> _WORK REQUIRED_
Write out each line exactly as given. Leave the pictures out of your copy.

> _DATA PROVIDED_
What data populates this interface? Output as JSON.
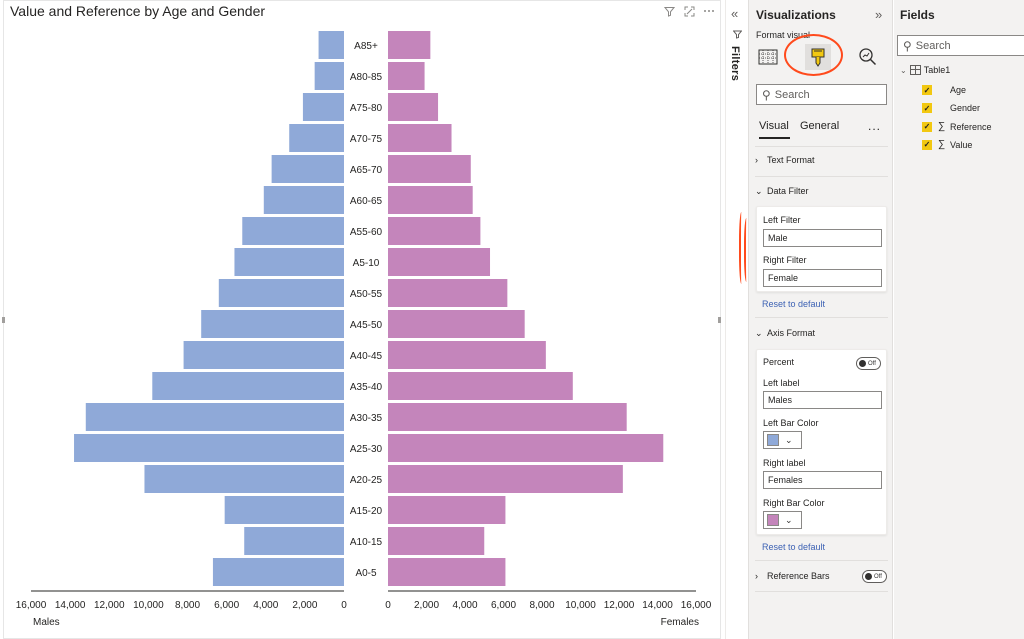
{
  "visual": {
    "title": "Value and Reference by Age and Gender",
    "header_icons": [
      "filter-icon",
      "focus-mode-icon",
      "more-options-icon"
    ]
  },
  "chart_data": {
    "type": "bar",
    "orientation": "horizontal-mirrored (population pyramid)",
    "categories": [
      "A85+",
      "A80-85",
      "A75-80",
      "A70-75",
      "A65-70",
      "A60-65",
      "A55-60",
      "A5-10",
      "A50-55",
      "A45-50",
      "A40-45",
      "A35-40",
      "A30-35",
      "A25-30",
      "A20-25",
      "A15-20",
      "A10-15",
      "A0-5"
    ],
    "series": [
      {
        "name": "Males",
        "side": "left",
        "color": "#8fa9d8",
        "values": [
          1300,
          1500,
          2100,
          2800,
          3700,
          4100,
          5200,
          5600,
          6400,
          7300,
          8200,
          9800,
          13200,
          13800,
          10200,
          6100,
          5100,
          6700
        ]
      },
      {
        "name": "Females",
        "side": "right",
        "color": "#c485bb",
        "values": [
          2200,
          1900,
          2600,
          3300,
          4300,
          4400,
          4800,
          5300,
          6200,
          7100,
          8200,
          9600,
          12400,
          14300,
          12200,
          6100,
          5000,
          6100
        ]
      }
    ],
    "xlim": [
      0,
      16000
    ],
    "ticks": [
      "0",
      "2,000",
      "4,000",
      "6,000",
      "8,000",
      "10,000",
      "12,000",
      "14,000",
      "16,000"
    ],
    "xlabel_left": "Males",
    "xlabel_right": "Females"
  },
  "filters": {
    "label": "Filters",
    "collapse_icon": "double-chevron-left-icon"
  },
  "visualizations": {
    "title": "Visualizations",
    "subtitle": "Format visual",
    "search_placeholder": "Search",
    "tabs": [
      "Visual",
      "General"
    ],
    "more": "...",
    "sections": {
      "text_format": "Text Format",
      "data_filter": "Data Filter",
      "axis_format": "Axis Format",
      "reference_bars": "Reference Bars"
    },
    "data_filter": {
      "left_filter_label": "Left Filter",
      "left_filter_value": "Male",
      "right_filter_label": "Right Filter",
      "right_filter_value": "Female",
      "reset": "Reset to default"
    },
    "axis_format": {
      "percent_label": "Percent",
      "percent_toggle": "Off",
      "left_label_label": "Left label",
      "left_label_value": "Males",
      "left_bar_color_label": "Left Bar Color",
      "left_bar_color": "#8fa9d8",
      "right_label_label": "Right label",
      "right_label_value": "Females",
      "right_bar_color_label": "Right Bar Color",
      "right_bar_color": "#c485bb",
      "reset": "Reset to default"
    },
    "reference_bars_toggle": "Off",
    "annotation_color": "#ff4a1c"
  },
  "fields": {
    "title": "Fields",
    "search_placeholder": "Search",
    "table": "Table1",
    "items": [
      {
        "name": "Age",
        "measure": false
      },
      {
        "name": "Gender",
        "measure": false
      },
      {
        "name": "Reference",
        "measure": true
      },
      {
        "name": "Value",
        "measure": true
      }
    ]
  }
}
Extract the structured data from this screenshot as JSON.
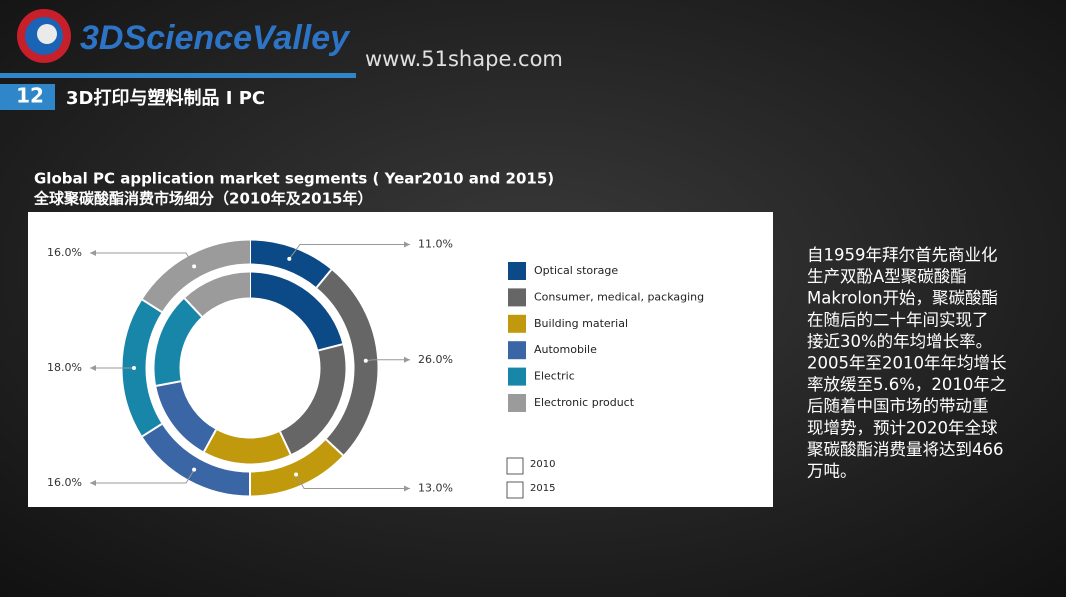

> _RESULT BELOW_
What data populates this interface? Output as JSON.
{
  "visual": {
    "title": "Value and Reference by Age and Gender",
    "header_icons": [
      "filter-icon",
      "focus-mode-icon",
      "more-options-icon"
    ]
  },
  "chart_data": {
    "type": "bar",
    "orientation": "horizontal-mirrored (population pyramid)",
    "categories": [
      "A85+",
      "A80-85",
      "A75-80",
      "A70-75",
      "A65-70",
      "A60-65",
      "A55-60",
      "A5-10",
      "A50-55",
      "A45-50",
      "A40-45",
      "A35-40",
      "A30-35",
      "A25-30",
      "A20-25",
      "A15-20",
      "A10-15",
      "A0-5"
    ],
    "series": [
      {
        "name": "Males",
        "side": "left",
        "color": "#8fa9d8",
        "values": [
          1300,
          1500,
          2100,
          2800,
          3700,
          4100,
          5200,
          5600,
          6400,
          7300,
          8200,
          9800,
          13200,
          13800,
          10200,
          6100,
          5100,
          6700
        ]
      },
      {
        "name": "Females",
        "side": "right",
        "color": "#c485bb",
        "values": [
          2200,
          1900,
          2600,
          3300,
          4300,
          4400,
          4800,
          5300,
          6200,
          7100,
          8200,
          9600,
          12400,
          14300,
          12200,
          6100,
          5000,
          6100
        ]
      }
    ],
    "xlim": [
      0,
      16000
    ],
    "ticks": [
      "0",
      "2,000",
      "4,000",
      "6,000",
      "8,000",
      "10,000",
      "12,000",
      "14,000",
      "16,000"
    ],
    "xlabel_left": "Males",
    "xlabel_right": "Females"
  },
  "filters": {
    "label": "Filters",
    "collapse_icon": "double-chevron-left-icon"
  },
  "visualizations": {
    "title": "Visualizations",
    "subtitle": "Format visual",
    "search_placeholder": "Search",
    "tabs": [
      "Visual",
      "General"
    ],
    "more": "...",
    "sections": {
      "text_format": "Text Format",
      "data_filter": "Data Filter",
      "axis_format": "Axis Format",
      "reference_bars": "Reference Bars"
    },
    "data_filter": {
      "left_filter_label": "Left Filter",
      "left_filter_value": "Male",
      "right_filter_label": "Right Filter",
      "right_filter_value": "Female",
      "reset": "Reset to default"
    },
    "axis_format": {
      "percent_label": "Percent",
      "percent_toggle": "Off",
      "left_label_label": "Left label",
      "left_label_value": "Males",
      "left_bar_color_label": "Left Bar Color",
      "left_bar_color": "#8fa9d8",
      "right_label_label": "Right label",
      "right_label_value": "Females",
      "right_bar_color_label": "Right Bar Color",
      "right_bar_color": "#c485bb",
      "reset": "Reset to default"
    },
    "reference_bars_toggle": "Off",
    "annotation_color": "#ff4a1c"
  },
  "fields": {
    "title": "Fields",
    "search_placeholder": "Search",
    "table": "Table1",
    "items": [
      {
        "name": "Age",
        "measure": false
      },
      {
        "name": "Gender",
        "measure": false
      },
      {
        "name": "Reference",
        "measure": true
      },
      {
        "name": "Value",
        "measure": true
      }
    ]
  }
}
Extract the structured data from this screenshot as JSON.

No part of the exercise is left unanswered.